Records from a collection of figures
** Begin **

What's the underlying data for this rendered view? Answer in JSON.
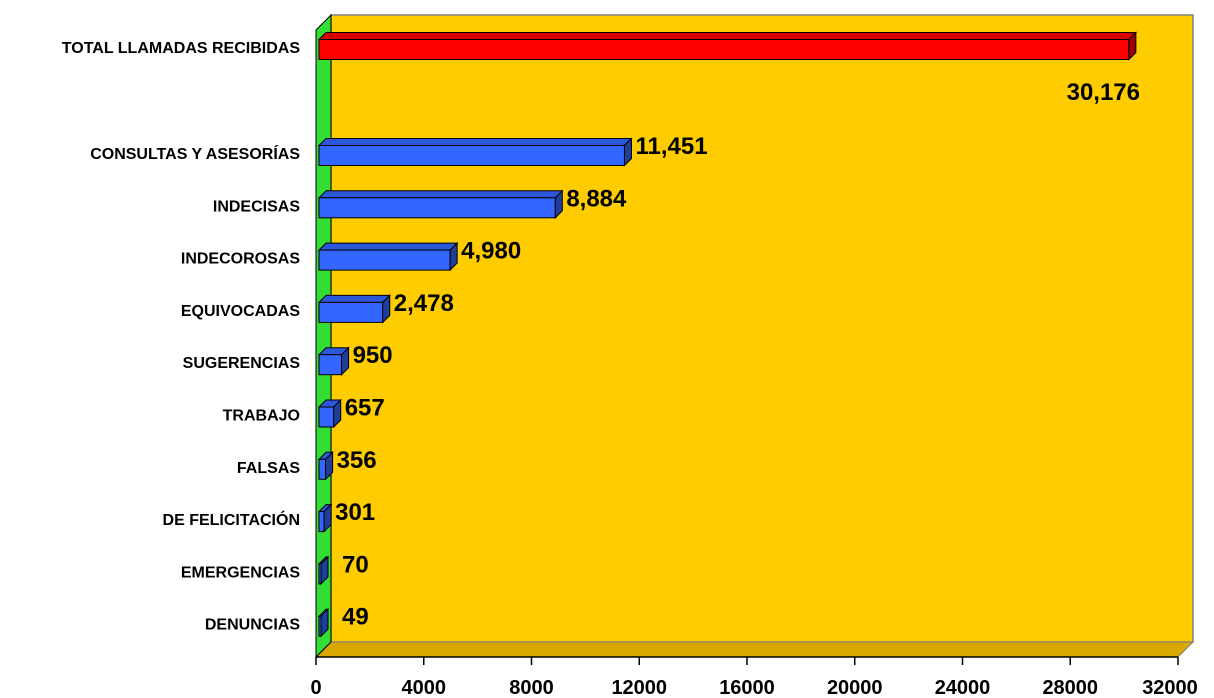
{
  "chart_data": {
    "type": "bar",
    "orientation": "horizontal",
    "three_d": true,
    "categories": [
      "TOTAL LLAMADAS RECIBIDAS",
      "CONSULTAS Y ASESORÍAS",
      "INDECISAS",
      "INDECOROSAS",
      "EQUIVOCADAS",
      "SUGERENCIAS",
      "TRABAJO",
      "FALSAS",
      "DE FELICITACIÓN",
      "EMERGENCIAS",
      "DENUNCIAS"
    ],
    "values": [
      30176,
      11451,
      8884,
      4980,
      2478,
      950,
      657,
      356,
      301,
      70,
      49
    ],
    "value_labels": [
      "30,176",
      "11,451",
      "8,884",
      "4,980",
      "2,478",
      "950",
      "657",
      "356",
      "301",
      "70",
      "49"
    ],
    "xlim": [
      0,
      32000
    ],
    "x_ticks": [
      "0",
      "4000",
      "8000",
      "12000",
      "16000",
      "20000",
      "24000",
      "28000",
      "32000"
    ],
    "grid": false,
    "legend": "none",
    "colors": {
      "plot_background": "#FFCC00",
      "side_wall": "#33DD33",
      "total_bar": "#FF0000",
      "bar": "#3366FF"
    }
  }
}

** End **
** Begin **

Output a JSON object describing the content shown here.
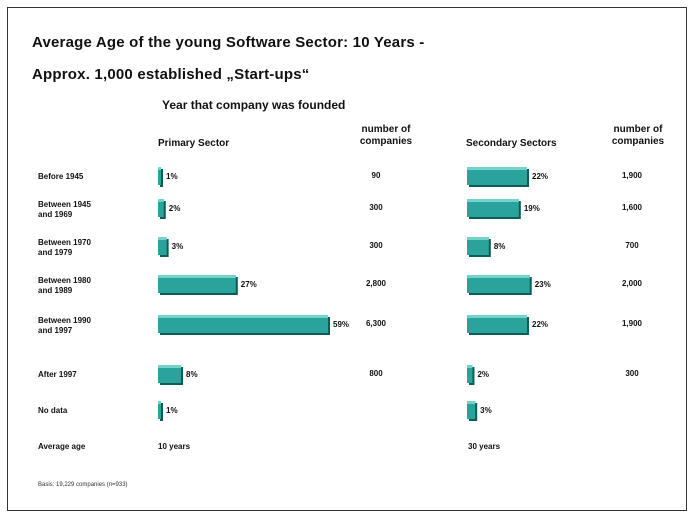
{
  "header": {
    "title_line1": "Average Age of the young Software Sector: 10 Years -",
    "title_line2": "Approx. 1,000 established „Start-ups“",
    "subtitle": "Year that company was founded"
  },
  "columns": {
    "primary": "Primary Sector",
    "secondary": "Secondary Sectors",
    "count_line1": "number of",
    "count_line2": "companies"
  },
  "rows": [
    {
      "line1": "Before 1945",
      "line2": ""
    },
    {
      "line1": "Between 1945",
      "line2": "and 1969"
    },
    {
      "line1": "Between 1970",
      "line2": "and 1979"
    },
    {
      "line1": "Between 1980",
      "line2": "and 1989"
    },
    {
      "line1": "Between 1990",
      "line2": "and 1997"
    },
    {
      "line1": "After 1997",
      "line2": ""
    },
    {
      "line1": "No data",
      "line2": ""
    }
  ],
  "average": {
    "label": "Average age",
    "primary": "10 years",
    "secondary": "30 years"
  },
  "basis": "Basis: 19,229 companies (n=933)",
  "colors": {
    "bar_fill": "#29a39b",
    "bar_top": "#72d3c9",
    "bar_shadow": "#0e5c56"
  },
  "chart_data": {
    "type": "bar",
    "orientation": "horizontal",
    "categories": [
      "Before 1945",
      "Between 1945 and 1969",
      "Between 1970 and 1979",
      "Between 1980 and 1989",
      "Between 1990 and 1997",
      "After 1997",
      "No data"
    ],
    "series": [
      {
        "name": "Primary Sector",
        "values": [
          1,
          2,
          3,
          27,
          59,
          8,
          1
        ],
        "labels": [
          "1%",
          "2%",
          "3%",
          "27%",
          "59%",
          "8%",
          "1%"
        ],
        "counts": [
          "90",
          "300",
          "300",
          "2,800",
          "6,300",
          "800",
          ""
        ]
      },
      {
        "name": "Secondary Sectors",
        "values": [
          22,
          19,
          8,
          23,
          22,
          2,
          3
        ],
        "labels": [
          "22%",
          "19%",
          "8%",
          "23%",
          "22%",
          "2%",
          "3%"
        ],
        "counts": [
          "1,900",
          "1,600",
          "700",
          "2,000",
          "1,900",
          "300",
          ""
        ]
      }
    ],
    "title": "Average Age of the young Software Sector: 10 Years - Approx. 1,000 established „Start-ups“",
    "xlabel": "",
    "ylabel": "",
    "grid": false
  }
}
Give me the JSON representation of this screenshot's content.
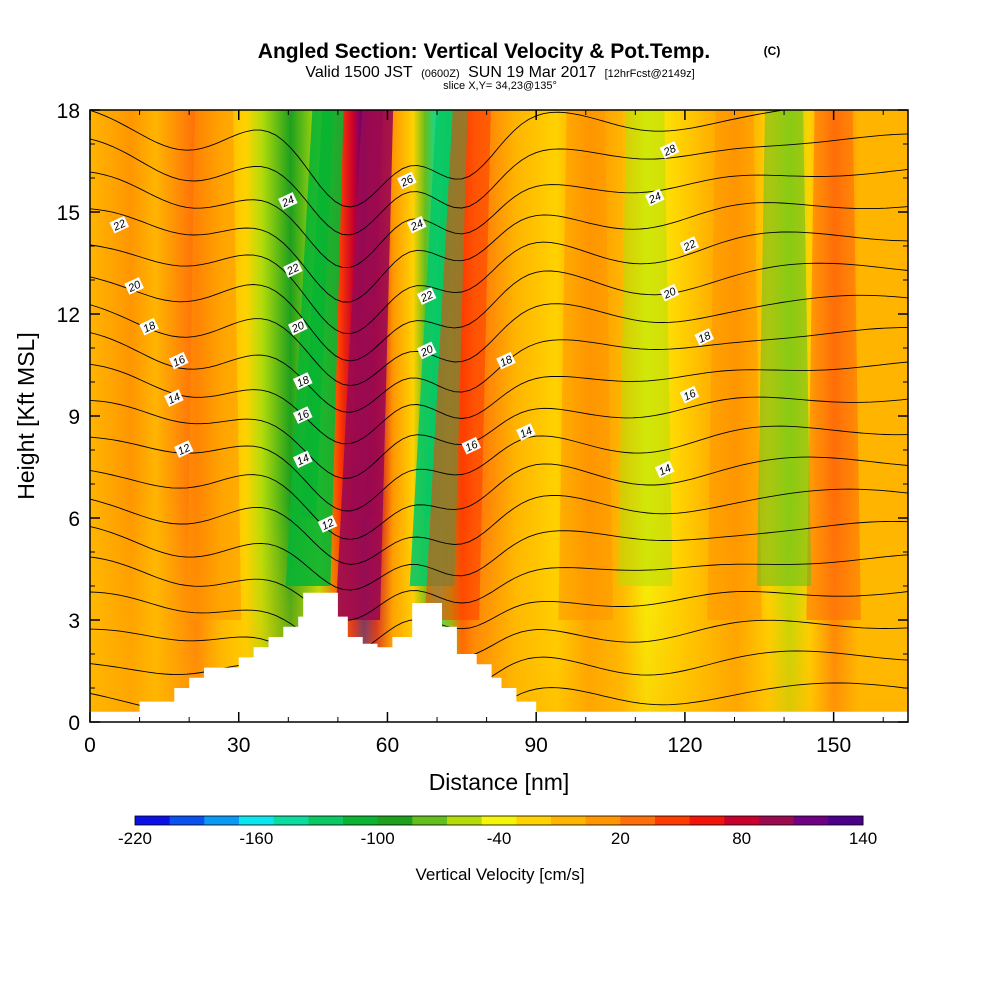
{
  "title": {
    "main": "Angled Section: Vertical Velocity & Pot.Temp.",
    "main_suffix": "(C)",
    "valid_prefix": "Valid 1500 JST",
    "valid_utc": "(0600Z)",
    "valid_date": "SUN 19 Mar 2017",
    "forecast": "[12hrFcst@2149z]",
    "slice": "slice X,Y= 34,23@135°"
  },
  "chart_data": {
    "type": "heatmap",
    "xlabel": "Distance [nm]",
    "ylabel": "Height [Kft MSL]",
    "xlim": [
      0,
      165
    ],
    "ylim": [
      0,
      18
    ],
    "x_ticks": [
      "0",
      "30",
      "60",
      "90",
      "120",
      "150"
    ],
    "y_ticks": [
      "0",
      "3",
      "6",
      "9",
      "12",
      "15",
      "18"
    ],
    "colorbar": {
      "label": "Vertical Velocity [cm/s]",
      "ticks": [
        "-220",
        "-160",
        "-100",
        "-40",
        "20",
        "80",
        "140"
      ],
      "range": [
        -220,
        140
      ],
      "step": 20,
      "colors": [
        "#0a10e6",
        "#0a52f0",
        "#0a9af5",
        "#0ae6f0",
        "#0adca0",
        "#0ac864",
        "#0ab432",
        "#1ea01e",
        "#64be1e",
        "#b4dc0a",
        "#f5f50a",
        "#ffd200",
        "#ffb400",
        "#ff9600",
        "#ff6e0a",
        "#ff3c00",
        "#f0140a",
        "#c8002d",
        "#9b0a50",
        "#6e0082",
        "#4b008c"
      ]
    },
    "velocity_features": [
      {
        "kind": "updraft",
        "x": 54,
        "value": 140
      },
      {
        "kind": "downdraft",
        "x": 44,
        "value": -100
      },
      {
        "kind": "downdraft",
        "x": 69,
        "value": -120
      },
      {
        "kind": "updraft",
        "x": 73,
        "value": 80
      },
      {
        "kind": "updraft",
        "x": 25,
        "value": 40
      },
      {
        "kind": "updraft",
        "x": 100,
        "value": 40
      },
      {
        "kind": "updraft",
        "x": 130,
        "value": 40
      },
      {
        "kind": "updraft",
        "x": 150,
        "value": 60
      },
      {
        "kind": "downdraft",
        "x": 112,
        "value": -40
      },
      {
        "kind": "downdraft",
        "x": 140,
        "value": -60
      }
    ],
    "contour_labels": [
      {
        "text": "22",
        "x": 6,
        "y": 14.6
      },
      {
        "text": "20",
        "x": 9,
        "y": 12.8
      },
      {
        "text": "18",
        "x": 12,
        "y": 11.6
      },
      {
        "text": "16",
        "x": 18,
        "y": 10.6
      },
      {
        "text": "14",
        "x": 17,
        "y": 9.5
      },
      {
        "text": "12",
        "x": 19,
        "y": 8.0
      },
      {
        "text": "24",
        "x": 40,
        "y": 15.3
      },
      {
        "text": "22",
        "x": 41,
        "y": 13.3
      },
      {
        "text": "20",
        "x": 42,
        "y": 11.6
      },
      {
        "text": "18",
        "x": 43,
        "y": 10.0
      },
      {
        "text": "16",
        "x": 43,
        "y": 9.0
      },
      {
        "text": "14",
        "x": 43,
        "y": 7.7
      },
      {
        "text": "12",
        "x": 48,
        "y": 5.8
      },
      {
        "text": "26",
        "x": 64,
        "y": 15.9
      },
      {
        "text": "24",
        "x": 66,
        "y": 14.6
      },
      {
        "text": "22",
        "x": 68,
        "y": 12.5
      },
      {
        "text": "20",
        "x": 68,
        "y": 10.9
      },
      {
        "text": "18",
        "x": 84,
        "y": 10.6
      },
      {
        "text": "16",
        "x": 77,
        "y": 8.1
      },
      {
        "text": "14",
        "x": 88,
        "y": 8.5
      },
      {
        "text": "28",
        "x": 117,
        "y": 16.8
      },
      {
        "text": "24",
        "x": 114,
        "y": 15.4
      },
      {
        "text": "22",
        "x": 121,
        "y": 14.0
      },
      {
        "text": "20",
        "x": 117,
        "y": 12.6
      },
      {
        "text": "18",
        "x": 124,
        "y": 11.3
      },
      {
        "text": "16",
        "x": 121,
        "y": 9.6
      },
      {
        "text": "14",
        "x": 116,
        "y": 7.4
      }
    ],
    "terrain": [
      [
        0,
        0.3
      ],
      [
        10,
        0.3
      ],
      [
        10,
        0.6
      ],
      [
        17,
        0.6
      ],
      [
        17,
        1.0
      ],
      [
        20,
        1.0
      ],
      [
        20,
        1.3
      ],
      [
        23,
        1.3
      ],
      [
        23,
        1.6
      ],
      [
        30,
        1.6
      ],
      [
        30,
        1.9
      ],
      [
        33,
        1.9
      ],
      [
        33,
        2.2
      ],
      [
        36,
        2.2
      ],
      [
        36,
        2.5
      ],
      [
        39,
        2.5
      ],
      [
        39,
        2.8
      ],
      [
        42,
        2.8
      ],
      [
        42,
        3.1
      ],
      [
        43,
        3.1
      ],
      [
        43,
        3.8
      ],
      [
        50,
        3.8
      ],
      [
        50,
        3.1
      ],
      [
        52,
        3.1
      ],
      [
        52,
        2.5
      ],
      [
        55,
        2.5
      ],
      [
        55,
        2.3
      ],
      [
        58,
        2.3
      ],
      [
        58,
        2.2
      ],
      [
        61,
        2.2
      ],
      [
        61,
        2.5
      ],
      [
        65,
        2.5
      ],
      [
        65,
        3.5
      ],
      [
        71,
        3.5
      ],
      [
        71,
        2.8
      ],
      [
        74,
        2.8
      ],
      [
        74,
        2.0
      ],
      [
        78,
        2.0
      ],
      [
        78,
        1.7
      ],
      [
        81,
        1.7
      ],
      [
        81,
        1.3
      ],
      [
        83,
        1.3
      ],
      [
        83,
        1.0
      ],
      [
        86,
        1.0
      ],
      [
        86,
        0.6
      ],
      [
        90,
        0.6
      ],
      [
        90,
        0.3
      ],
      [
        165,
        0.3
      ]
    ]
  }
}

** End **

→ Description of the task: From the entries above, select each line containing the string "this".

→ Exercise answer:
What's the underlying data for this rendered view? Answer in JSON.
Give me the JSON representation of this screenshot's content.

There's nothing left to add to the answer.